### What is expected
The records below are made of lines; count those holding the word "Oakland" and give the number only.

### Material to process
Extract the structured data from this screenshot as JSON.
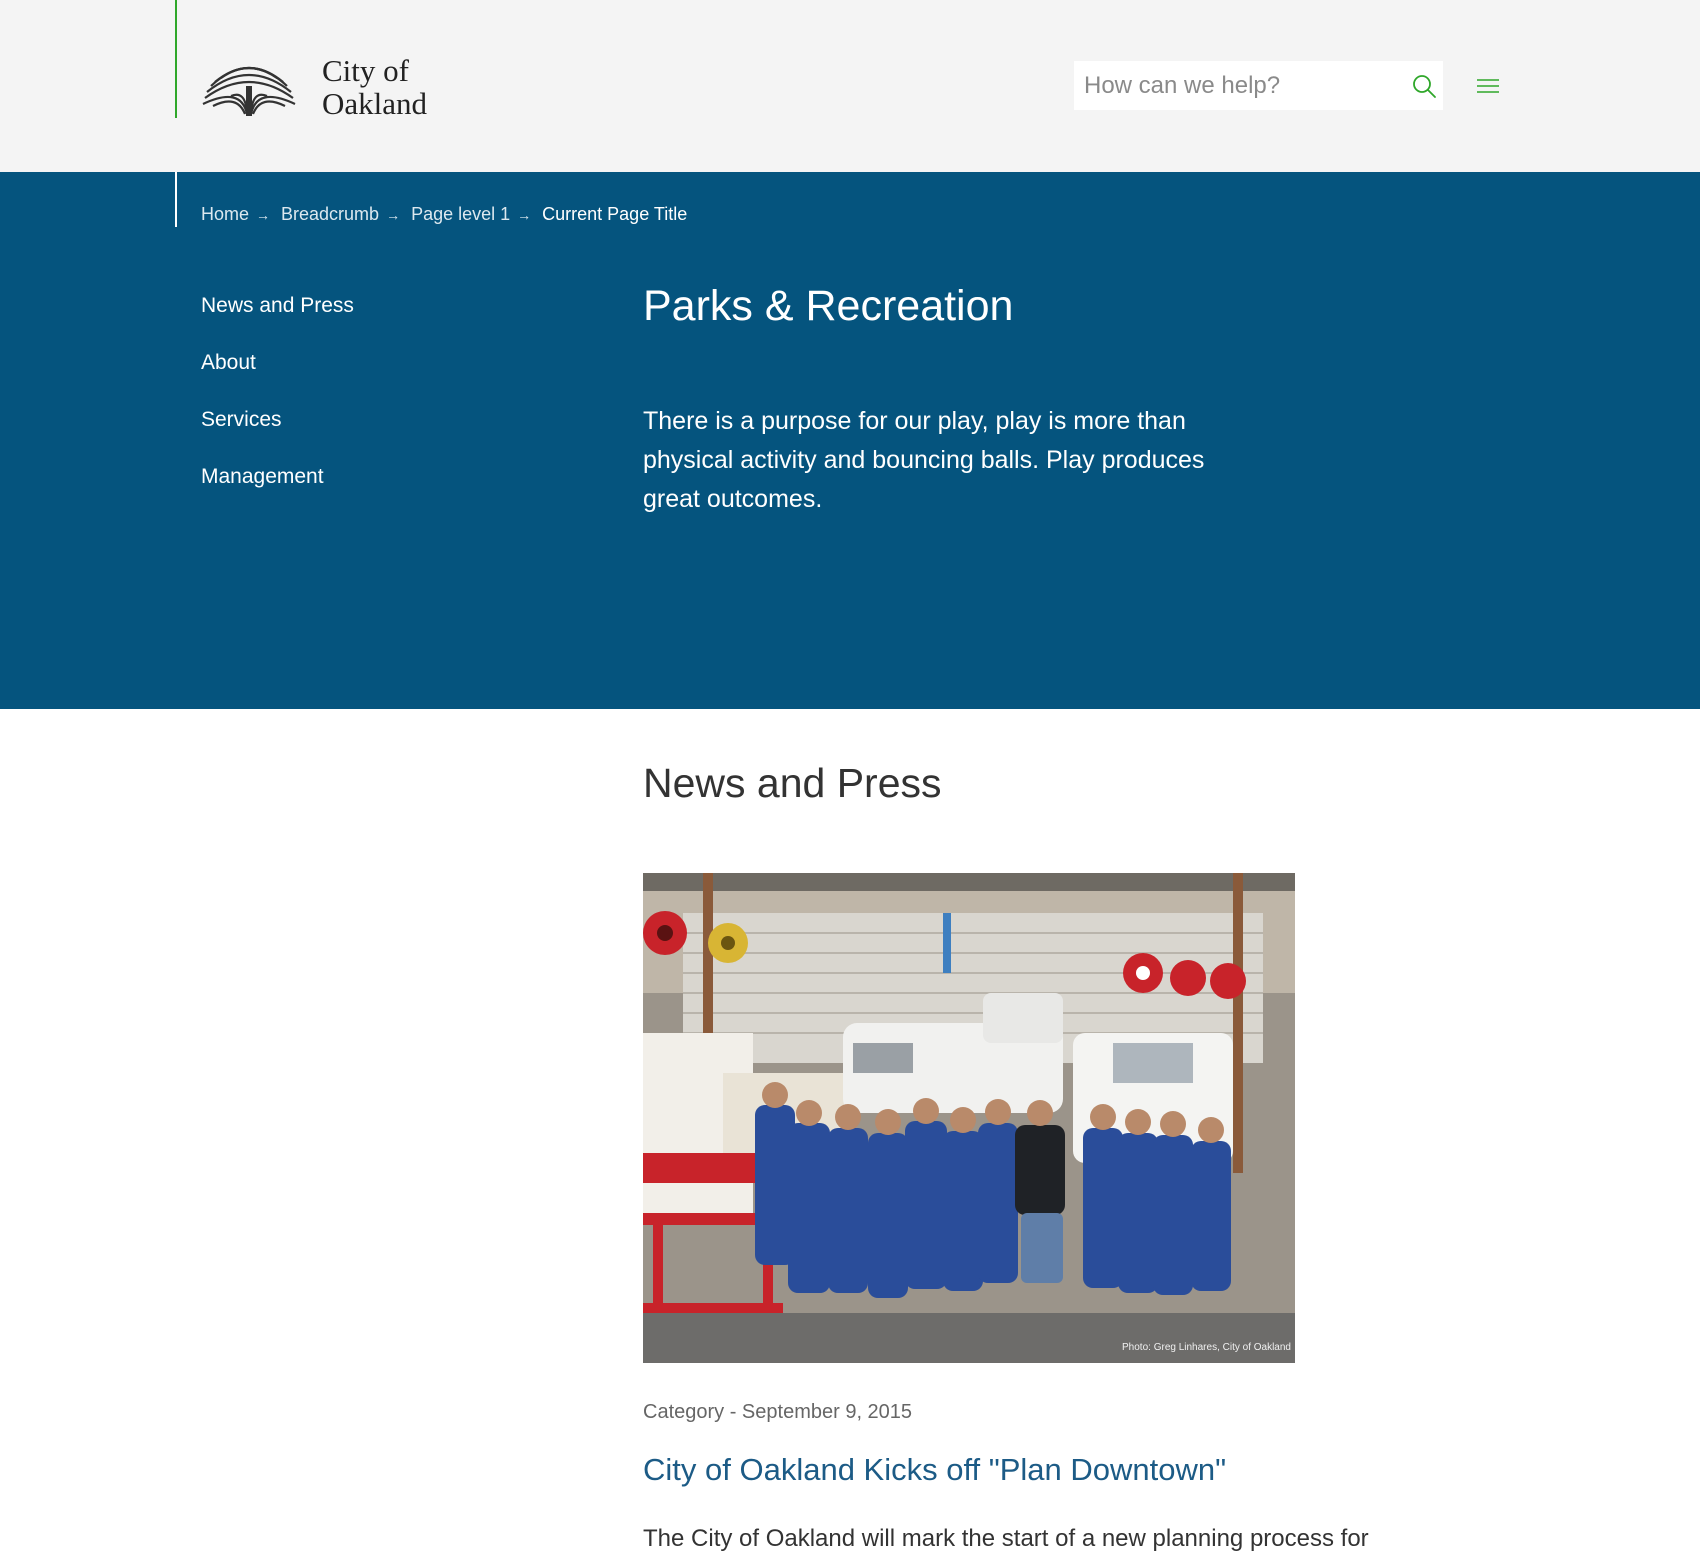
{
  "header": {
    "logo_line1": "City of",
    "logo_line2": "Oakland",
    "search_placeholder": "How can we help?",
    "accent_color": "#2fa72a",
    "background_color": "#f4f4f4",
    "search_icon": "search-icon",
    "menu_icon": "hamburger-menu-icon"
  },
  "breadcrumb": {
    "items": [
      "Home",
      "Breadcrumb",
      "Page level 1"
    ],
    "current": "Current Page Title",
    "separator": "→"
  },
  "hero": {
    "background_color": "#05547e",
    "title": "Parks & Recreation",
    "description": "There is a purpose for our play, play is more than physical activity and bouncing balls. Play produces great outcomes."
  },
  "side_nav": {
    "items": [
      "News and Press",
      "About",
      "Services",
      "Management"
    ]
  },
  "news": {
    "section_title": "News and Press",
    "photo_credit": "Photo: Greg Linhares, City of Oakland",
    "meta": "Category - September 9, 2015",
    "headline": "City of Oakland Kicks off \"Plan Downtown\"",
    "excerpt": "The City of Oakland will mark the start of a new planning process for",
    "headline_color": "#1c5b86"
  }
}
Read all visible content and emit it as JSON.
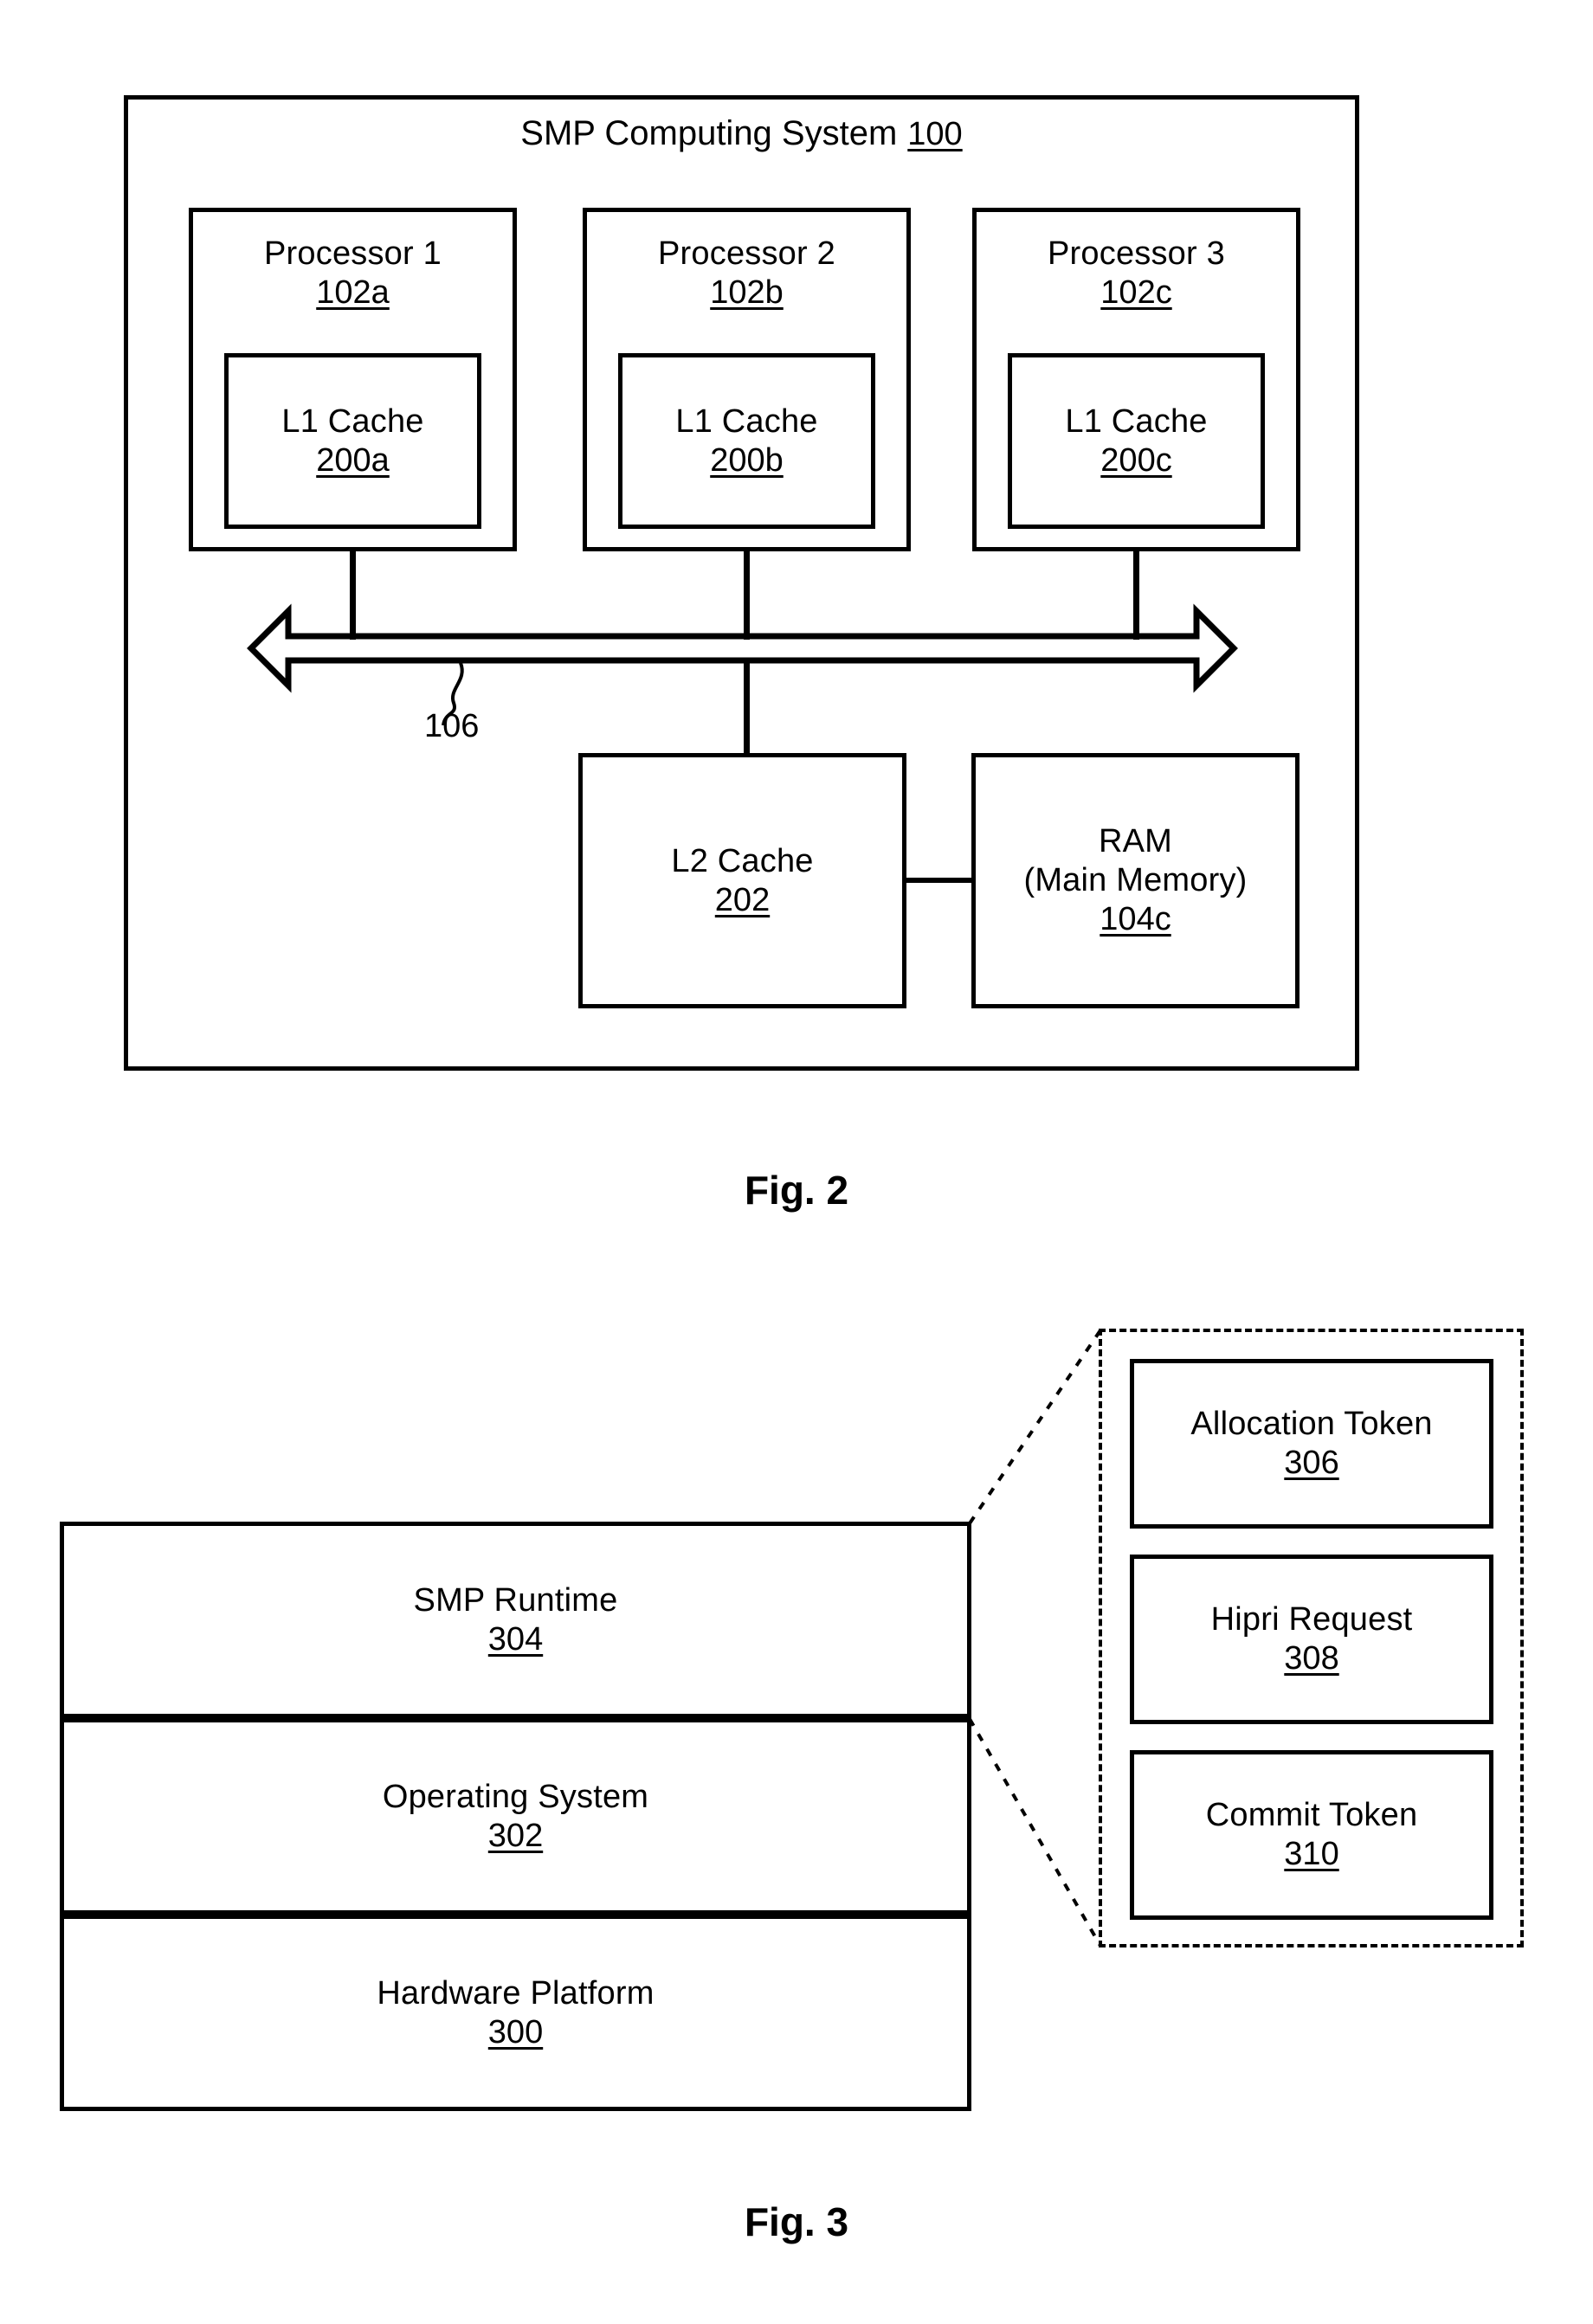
{
  "figure2": {
    "caption": "Fig. 2",
    "system": {
      "title": "SMP Computing System",
      "ref": "100"
    },
    "bus": {
      "ref": "106"
    },
    "processors": [
      {
        "label": "Processor 1",
        "ref": "102a",
        "cache": {
          "label": "L1 Cache",
          "ref": "200a"
        }
      },
      {
        "label": "Processor 2",
        "ref": "102b",
        "cache": {
          "label": "L1 Cache",
          "ref": "200b"
        }
      },
      {
        "label": "Processor 3",
        "ref": "102c",
        "cache": {
          "label": "L1 Cache",
          "ref": "200c"
        }
      }
    ],
    "l2_cache": {
      "label": "L2 Cache",
      "ref": "202"
    },
    "ram": {
      "line1": "RAM",
      "line2": "(Main Memory)",
      "ref": "104c"
    }
  },
  "figure3": {
    "caption": "Fig. 3",
    "stack": [
      {
        "label": "SMP Runtime",
        "ref": "304"
      },
      {
        "label": "Operating System",
        "ref": "302"
      },
      {
        "label": "Hardware Platform",
        "ref": "300"
      }
    ],
    "callout": [
      {
        "label": "Allocation Token",
        "ref": "306"
      },
      {
        "label": "Hipri Request",
        "ref": "308"
      },
      {
        "label": "Commit Token",
        "ref": "310"
      }
    ]
  },
  "colors": {
    "ink": "#000000",
    "paper": "#ffffff"
  }
}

### Reply
4